[Item position rows]
------------------------------------------------

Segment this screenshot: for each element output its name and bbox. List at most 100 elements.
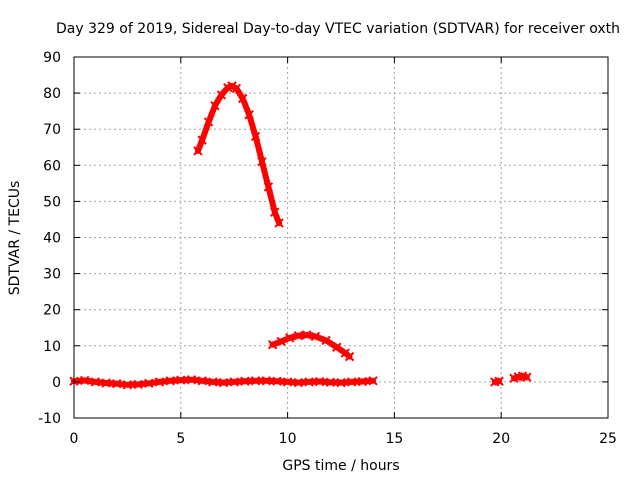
data-point-stroke: [154, 377, 165, 387]
data-point: [302, 330, 312, 340]
data-point-stroke: [238, 93, 248, 104]
data-point: [261, 376, 271, 386]
x-tick-label: 10: [279, 431, 297, 447]
data-point-stroke: [274, 218, 284, 228]
data-point: [122, 380, 133, 390]
y-axis-ticks: -10 0 10 20 30 40 50 60 70 80 90: [38, 50, 608, 427]
data-point: [344, 351, 355, 362]
data-point: [101, 378, 111, 388]
data-point: [257, 156, 267, 167]
data-point: [270, 207, 280, 217]
data-point-stroke: [197, 135, 207, 145]
data-point: [208, 377, 218, 387]
data-point: [240, 376, 250, 386]
x-axis-label: GPS time / hours: [282, 458, 399, 474]
data-point: [276, 336, 286, 347]
data-point-stroke: [231, 83, 242, 94]
data-point-stroke: [336, 377, 346, 388]
data-point-stroke: [240, 376, 250, 386]
data-point-stroke: [517, 371, 528, 381]
data-point-stroke: [203, 117, 214, 127]
data-point: [314, 376, 325, 387]
y-tick-label: 20: [43, 303, 61, 319]
data-point-stroke: [250, 131, 261, 142]
data-point: [267, 340, 278, 350]
data-point: [368, 376, 378, 386]
data-point-stroke: [494, 376, 504, 386]
data-point-stroke: [293, 377, 303, 388]
data-point-stroke: [276, 336, 286, 347]
data-point-stroke: [197, 376, 207, 386]
data-point: [332, 342, 342, 352]
data-point-stroke: [267, 340, 278, 350]
data-point: [282, 377, 293, 387]
data-point-stroke: [122, 380, 133, 390]
data-point: [293, 330, 303, 341]
y-tick-label: 40: [43, 231, 61, 247]
data-point-stroke: [165, 376, 175, 386]
data-point: [263, 182, 274, 192]
data-point: [229, 377, 239, 387]
data-point-stroke: [325, 377, 336, 387]
data-point: [231, 83, 242, 94]
data-point-stroke: [263, 182, 274, 192]
data-point: [210, 101, 220, 111]
data-point-stroke: [272, 376, 282, 386]
data-point: [304, 377, 314, 387]
x-tick-label: 25: [599, 431, 617, 447]
data-point-stroke: [244, 110, 254, 120]
data-point: [203, 117, 214, 127]
data-point-stroke: [302, 330, 312, 340]
data-point-stroke: [218, 377, 229, 388]
data-point: [90, 377, 101, 387]
y-tick-label: -10: [38, 411, 61, 427]
data-point: [321, 335, 331, 346]
data-point: [274, 218, 284, 228]
y-axis-label: SDTVAR / TECUs: [7, 181, 23, 296]
data-point: [227, 81, 237, 91]
data-point: [325, 377, 336, 387]
data-point: [197, 135, 207, 145]
data-point-stroke: [357, 376, 368, 387]
x-tick-label: 0: [70, 431, 79, 447]
data-point: [336, 377, 346, 388]
y-tick-label: 90: [43, 50, 61, 66]
data-point-stroke: [227, 81, 237, 91]
data-point-stroke: [176, 375, 186, 385]
data-point-stroke: [186, 375, 197, 385]
data-point-stroke: [257, 156, 267, 167]
data-point-stroke: [208, 377, 218, 387]
data-point: [193, 146, 203, 156]
data-point: [293, 377, 303, 388]
data-point-stroke: [346, 377, 357, 387]
data-point-stroke: [282, 377, 293, 387]
data-point: [285, 333, 295, 343]
data-point-stroke: [79, 375, 90, 386]
y-tick-label: 10: [43, 339, 61, 355]
data-point-stroke: [285, 333, 295, 343]
data-point: [79, 375, 90, 386]
data-point: [112, 378, 122, 389]
data-point-stroke: [101, 378, 111, 388]
data-point: [133, 379, 143, 390]
data-point-stroke: [90, 377, 101, 387]
data-point: [216, 90, 227, 100]
data-point: [244, 110, 254, 120]
data-point: [346, 377, 357, 387]
data-point-stroke: [368, 376, 378, 386]
data-point-stroke: [261, 376, 271, 386]
data-point-stroke: [133, 379, 143, 390]
data-point-stroke: [314, 376, 325, 387]
y-tick-label: 50: [43, 194, 61, 210]
x-tick-label: 5: [176, 431, 185, 447]
data-point-stroke: [304, 377, 314, 387]
data-point: [144, 378, 154, 389]
data-point-stroke: [193, 146, 203, 156]
data-point-stroke: [216, 90, 227, 100]
data-point-stroke: [293, 330, 303, 341]
data-point: [250, 376, 261, 386]
x-tick-label: 20: [492, 431, 510, 447]
data-point-stroke: [270, 207, 280, 217]
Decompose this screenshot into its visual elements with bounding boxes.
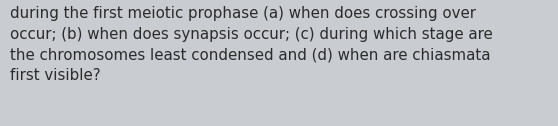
Text: during the first meiotic prophase (a) when does crossing over
occur; (b) when do: during the first meiotic prophase (a) wh… <box>10 6 493 83</box>
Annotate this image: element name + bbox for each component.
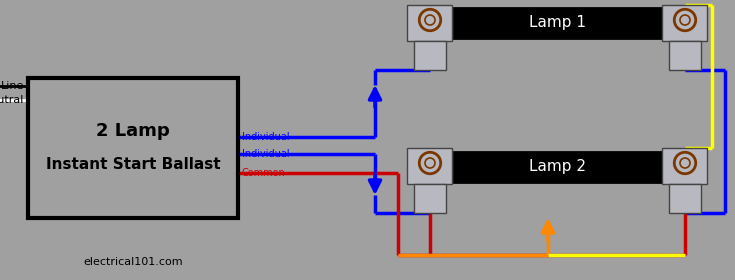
Text: electrical101.com: electrical101.com — [83, 257, 183, 267]
Bar — [415, 184, 445, 213]
Text: Neutral: Neutral — [0, 95, 24, 105]
Text: Common: Common — [242, 168, 286, 178]
Bar — [28, 78, 238, 218]
Text: Instant Start Ballast: Instant Start Ballast — [46, 157, 220, 172]
Text: Lamp 2: Lamp 2 — [529, 160, 586, 174]
Bar — [407, 5, 453, 41]
Text: Individual: Individual — [242, 149, 290, 158]
Text: Individual: Individual — [242, 132, 290, 142]
Bar — [662, 5, 708, 41]
Bar — [670, 41, 700, 70]
Text: Line: Line — [1, 81, 24, 91]
Bar — [407, 148, 453, 184]
Bar — [454, 8, 661, 38]
Bar — [662, 148, 708, 184]
Text: Lamp 1: Lamp 1 — [529, 15, 586, 31]
Bar — [454, 152, 661, 182]
Bar — [670, 184, 700, 213]
Text: 2 Lamp: 2 Lamp — [96, 122, 170, 140]
Bar — [415, 41, 445, 70]
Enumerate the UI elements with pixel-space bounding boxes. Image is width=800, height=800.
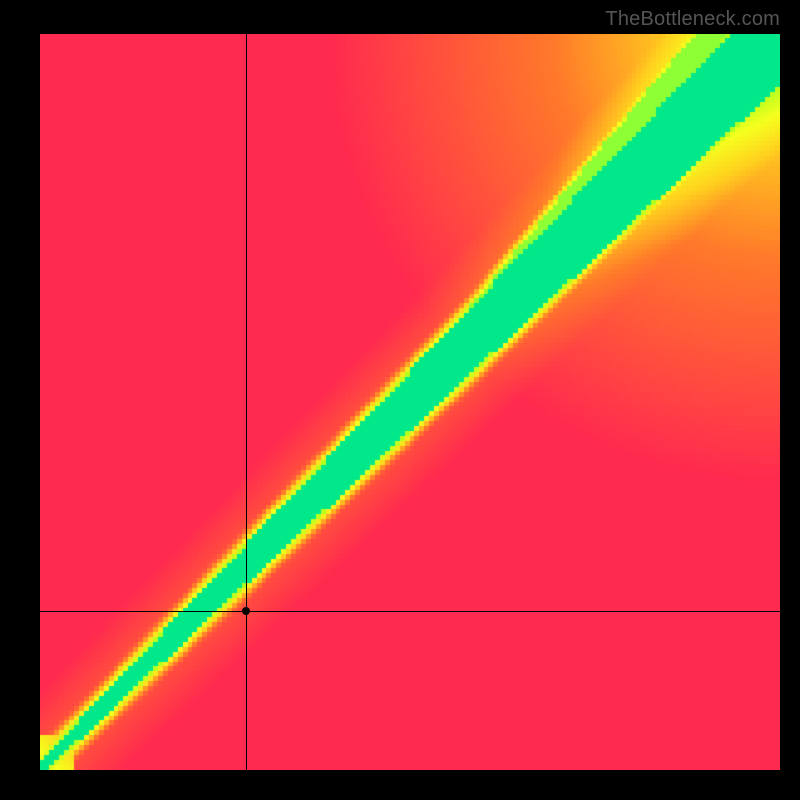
- heatmap-canvas: [40, 34, 780, 770]
- crosshair-vertical-line: [246, 34, 247, 770]
- watermark-text: TheBottleneck.com: [605, 8, 780, 31]
- crosshair-horizontal-line: [40, 611, 780, 612]
- page-container: TheBottleneck.com: [0, 0, 800, 800]
- heatmap-plot-area: [40, 34, 780, 770]
- crosshair-marker-dot: [242, 607, 250, 615]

------------------------------------------------

**Task to complete:** Copy out every row above word for word, leaving out the pictures.

**Output below:**
Segment this screenshot: for each element output its name and bbox. List at most 100 elements.
data-point-stroke: [154, 377, 165, 387]
data-point: [302, 330, 312, 340]
data-point-stroke: [238, 93, 248, 104]
data-point: [261, 376, 271, 386]
x-tick-label: 10: [279, 431, 297, 447]
data-point-stroke: [274, 218, 284, 228]
data-point: [122, 380, 133, 390]
y-axis-ticks: -10 0 10 20 30 40 50 60 70 80 90: [38, 50, 608, 427]
data-point: [344, 351, 355, 362]
data-point: [101, 378, 111, 388]
data-point: [257, 156, 267, 167]
data-point: [270, 207, 280, 217]
data-point-stroke: [197, 135, 207, 145]
data-point: [208, 377, 218, 387]
data-point: [240, 376, 250, 386]
x-axis-label: GPS time / hours: [282, 458, 399, 474]
data-point: [276, 336, 286, 347]
data-point-stroke: [231, 83, 242, 94]
data-point-stroke: [336, 377, 346, 388]
data-point-stroke: [240, 376, 250, 386]
data-point-stroke: [517, 371, 528, 381]
data-point-stroke: [203, 117, 214, 127]
data-point: [314, 376, 325, 387]
y-tick-label: 20: [43, 303, 61, 319]
data-point-stroke: [250, 131, 261, 142]
data-point: [267, 340, 278, 350]
data-point: [368, 376, 378, 386]
data-point-stroke: [494, 376, 504, 386]
data-point-stroke: [293, 377, 303, 388]
data-point-stroke: [276, 336, 286, 347]
data-point-stroke: [197, 376, 207, 386]
data-point: [332, 342, 342, 352]
data-point-stroke: [267, 340, 278, 350]
data-point: [282, 377, 293, 387]
data-point-stroke: [122, 380, 133, 390]
data-point: [293, 330, 303, 341]
y-tick-label: 40: [43, 231, 61, 247]
data-point-stroke: [165, 376, 175, 386]
data-point: [263, 182, 274, 192]
data-point: [229, 377, 239, 387]
data-point-stroke: [325, 377, 336, 387]
data-point: [231, 83, 242, 94]
data-point-stroke: [263, 182, 274, 192]
data-point: [210, 101, 220, 111]
data-point-stroke: [272, 376, 282, 386]
data-point: [304, 377, 314, 387]
x-tick-label: 25: [599, 431, 617, 447]
data-point-stroke: [244, 110, 254, 120]
data-point: [203, 117, 214, 127]
data-point-stroke: [302, 330, 312, 340]
data-point-stroke: [218, 377, 229, 388]
data-point: [90, 377, 101, 387]
y-tick-label: -10: [38, 411, 61, 427]
data-point: [321, 335, 331, 346]
data-point: [274, 218, 284, 228]
y-axis-label: SDTVAR / TECUs: [7, 181, 23, 296]
data-point: [227, 81, 237, 91]
data-point: [325, 377, 336, 387]
data-point: [197, 135, 207, 145]
data-point-stroke: [357, 376, 368, 387]
x-tick-label: 0: [70, 431, 79, 447]
data-point: [336, 377, 346, 388]
y-tick-label: 90: [43, 50, 61, 66]
data-point-stroke: [227, 81, 237, 91]
data-point-stroke: [176, 375, 186, 385]
data-point-stroke: [186, 375, 197, 385]
data-point-stroke: [257, 156, 267, 167]
data-point-stroke: [208, 377, 218, 387]
data-point: [193, 146, 203, 156]
data-point: [293, 377, 303, 388]
data-point-stroke: [346, 377, 357, 387]
data-point-stroke: [282, 377, 293, 387]
data-point: [285, 333, 295, 343]
data-point-stroke: [79, 375, 90, 386]
y-tick-label: 10: [43, 339, 61, 355]
data-point-stroke: [285, 333, 295, 343]
data-point: [79, 375, 90, 386]
data-point: [112, 378, 122, 389]
data-point-stroke: [101, 378, 111, 388]
data-point: [133, 379, 143, 390]
data-point-stroke: [90, 377, 101, 387]
data-point: [216, 90, 227, 100]
data-point: [244, 110, 254, 120]
data-point: [346, 377, 357, 387]
data-point-stroke: [368, 376, 378, 386]
data-point-stroke: [261, 376, 271, 386]
data-point-stroke: [133, 379, 143, 390]
data-point-stroke: [314, 376, 325, 387]
y-tick-label: 50: [43, 194, 61, 210]
x-tick-label: 5: [176, 431, 185, 447]
data-point-stroke: [304, 377, 314, 387]
data-point: [144, 378, 154, 389]
data-point-stroke: [193, 146, 203, 156]
data-point-stroke: [216, 90, 227, 100]
data-point-stroke: [293, 330, 303, 341]
data-point: [250, 376, 261, 386]
x-tick-label: 20: [492, 431, 510, 447]
data-point-stroke: [270, 207, 280, 217]
Decompose this screenshot into its visual elements with bounding boxes.
Text: during the first meiotic prophase (a) when does crossing over
occur; (b) when do: during the first meiotic prophase (a) wh… <box>10 6 493 83</box>
Annotate this image: element name + bbox for each component.
Text: electrical101.com: electrical101.com — [83, 257, 183, 267]
Bar — [415, 184, 445, 213]
Text: Neutral: Neutral — [0, 95, 24, 105]
Text: Common: Common — [242, 168, 286, 178]
Bar — [28, 78, 238, 218]
Text: Instant Start Ballast: Instant Start Ballast — [46, 157, 220, 172]
Text: Lamp 2: Lamp 2 — [529, 160, 586, 174]
Bar — [407, 5, 453, 41]
Text: Individual: Individual — [242, 149, 290, 158]
Text: Individual: Individual — [242, 132, 290, 142]
Bar — [662, 5, 708, 41]
Bar — [670, 41, 700, 70]
Text: Line: Line — [1, 81, 24, 91]
Bar — [407, 148, 453, 184]
Bar — [454, 8, 661, 38]
Bar — [662, 148, 708, 184]
Text: Lamp 1: Lamp 1 — [529, 15, 586, 31]
Bar — [454, 152, 661, 182]
Bar — [670, 184, 700, 213]
Text: 2 Lamp: 2 Lamp — [96, 122, 170, 140]
Bar — [415, 41, 445, 70]
Enumerate the UI elements with pixel-space bounding boxes. Image is width=800, height=800.
- heatmap-canvas: [40, 34, 780, 770]
- crosshair-vertical-line: [246, 34, 247, 770]
- watermark-text: TheBottleneck.com: [605, 8, 780, 31]
- crosshair-horizontal-line: [40, 611, 780, 612]
- page-container: TheBottleneck.com: [0, 0, 800, 800]
- heatmap-plot-area: [40, 34, 780, 770]
- crosshair-marker-dot: [242, 607, 250, 615]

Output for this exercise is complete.